- **Required task**
Read the records and gather each line that includes "John".

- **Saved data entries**
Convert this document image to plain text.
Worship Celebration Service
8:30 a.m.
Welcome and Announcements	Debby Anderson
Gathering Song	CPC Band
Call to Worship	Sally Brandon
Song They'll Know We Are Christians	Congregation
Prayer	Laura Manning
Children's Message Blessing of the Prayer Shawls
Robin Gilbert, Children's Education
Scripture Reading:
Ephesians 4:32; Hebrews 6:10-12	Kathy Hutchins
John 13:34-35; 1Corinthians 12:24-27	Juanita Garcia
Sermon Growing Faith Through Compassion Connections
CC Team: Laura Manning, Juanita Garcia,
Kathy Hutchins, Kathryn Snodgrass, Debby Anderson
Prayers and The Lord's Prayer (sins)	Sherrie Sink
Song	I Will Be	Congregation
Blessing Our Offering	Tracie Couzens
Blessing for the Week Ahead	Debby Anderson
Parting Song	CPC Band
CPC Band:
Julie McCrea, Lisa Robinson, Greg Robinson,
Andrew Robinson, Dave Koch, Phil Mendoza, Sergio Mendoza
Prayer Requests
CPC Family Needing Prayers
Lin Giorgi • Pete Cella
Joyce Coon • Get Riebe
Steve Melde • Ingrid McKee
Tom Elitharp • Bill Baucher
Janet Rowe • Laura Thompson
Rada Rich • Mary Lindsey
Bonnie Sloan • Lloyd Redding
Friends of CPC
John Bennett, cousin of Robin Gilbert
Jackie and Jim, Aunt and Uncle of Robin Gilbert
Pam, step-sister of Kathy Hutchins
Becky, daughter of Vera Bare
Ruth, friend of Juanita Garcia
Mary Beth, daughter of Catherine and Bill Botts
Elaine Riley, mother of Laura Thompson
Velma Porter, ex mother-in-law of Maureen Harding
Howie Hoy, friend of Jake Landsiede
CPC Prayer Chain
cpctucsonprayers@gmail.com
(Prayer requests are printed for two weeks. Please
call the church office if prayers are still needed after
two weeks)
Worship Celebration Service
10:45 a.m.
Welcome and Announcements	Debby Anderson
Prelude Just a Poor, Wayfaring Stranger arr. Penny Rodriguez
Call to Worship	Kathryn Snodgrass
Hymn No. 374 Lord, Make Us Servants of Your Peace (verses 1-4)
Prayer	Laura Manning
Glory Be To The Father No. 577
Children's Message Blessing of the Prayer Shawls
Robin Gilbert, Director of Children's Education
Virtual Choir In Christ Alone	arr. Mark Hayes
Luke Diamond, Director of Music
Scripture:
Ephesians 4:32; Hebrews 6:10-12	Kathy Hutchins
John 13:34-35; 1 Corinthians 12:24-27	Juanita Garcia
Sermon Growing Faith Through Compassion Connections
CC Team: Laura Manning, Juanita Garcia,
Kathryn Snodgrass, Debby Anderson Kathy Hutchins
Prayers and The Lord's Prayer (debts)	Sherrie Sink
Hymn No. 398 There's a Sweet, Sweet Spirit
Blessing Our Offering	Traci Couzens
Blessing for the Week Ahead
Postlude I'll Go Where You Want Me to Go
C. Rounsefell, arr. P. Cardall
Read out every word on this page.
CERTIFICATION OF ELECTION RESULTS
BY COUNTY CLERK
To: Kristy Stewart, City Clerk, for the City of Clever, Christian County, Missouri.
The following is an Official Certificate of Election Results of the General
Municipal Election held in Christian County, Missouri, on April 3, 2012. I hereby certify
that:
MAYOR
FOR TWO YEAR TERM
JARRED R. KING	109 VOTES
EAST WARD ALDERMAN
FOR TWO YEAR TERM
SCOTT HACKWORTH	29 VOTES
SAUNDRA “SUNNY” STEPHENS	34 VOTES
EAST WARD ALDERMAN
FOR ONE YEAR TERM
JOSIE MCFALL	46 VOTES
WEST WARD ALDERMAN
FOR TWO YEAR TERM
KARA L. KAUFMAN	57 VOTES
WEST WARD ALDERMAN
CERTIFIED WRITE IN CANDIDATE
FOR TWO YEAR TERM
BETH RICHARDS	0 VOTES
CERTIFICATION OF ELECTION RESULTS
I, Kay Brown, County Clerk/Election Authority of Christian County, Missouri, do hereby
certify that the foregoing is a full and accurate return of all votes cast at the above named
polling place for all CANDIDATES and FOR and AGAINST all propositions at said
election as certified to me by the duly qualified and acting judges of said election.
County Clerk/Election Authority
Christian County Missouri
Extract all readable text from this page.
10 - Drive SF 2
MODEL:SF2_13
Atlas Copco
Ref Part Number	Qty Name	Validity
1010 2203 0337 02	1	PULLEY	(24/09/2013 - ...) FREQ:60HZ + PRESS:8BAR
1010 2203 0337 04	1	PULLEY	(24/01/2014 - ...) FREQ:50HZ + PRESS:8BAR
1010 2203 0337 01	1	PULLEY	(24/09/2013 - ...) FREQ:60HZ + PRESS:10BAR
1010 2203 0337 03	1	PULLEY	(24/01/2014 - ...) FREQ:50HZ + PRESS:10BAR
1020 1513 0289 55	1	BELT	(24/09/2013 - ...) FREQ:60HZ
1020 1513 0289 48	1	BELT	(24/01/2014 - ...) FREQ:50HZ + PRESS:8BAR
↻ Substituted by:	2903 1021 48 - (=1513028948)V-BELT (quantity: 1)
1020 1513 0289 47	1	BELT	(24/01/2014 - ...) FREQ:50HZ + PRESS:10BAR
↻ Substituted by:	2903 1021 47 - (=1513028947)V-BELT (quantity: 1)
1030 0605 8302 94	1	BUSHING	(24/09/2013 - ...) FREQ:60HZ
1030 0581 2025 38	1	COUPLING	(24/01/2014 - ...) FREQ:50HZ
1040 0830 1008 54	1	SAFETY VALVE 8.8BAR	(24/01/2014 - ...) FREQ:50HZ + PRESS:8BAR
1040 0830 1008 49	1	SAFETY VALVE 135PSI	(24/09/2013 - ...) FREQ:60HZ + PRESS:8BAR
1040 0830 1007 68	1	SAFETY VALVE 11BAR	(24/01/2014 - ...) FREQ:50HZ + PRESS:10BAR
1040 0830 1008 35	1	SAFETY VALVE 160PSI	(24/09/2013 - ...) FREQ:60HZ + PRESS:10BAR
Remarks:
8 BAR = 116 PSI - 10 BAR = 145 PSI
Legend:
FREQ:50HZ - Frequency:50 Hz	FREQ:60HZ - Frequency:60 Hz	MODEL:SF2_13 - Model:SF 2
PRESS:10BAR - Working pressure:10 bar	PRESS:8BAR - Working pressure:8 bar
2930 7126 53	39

- **Answer for this exercise**
John 13:34-35; 1Corinthians 12:24-27	Juanita Garcia
John Bennett, cousin of Robin Gilbert
John 13:34-35; 1 Corinthians 12:24-27	Juanita Garcia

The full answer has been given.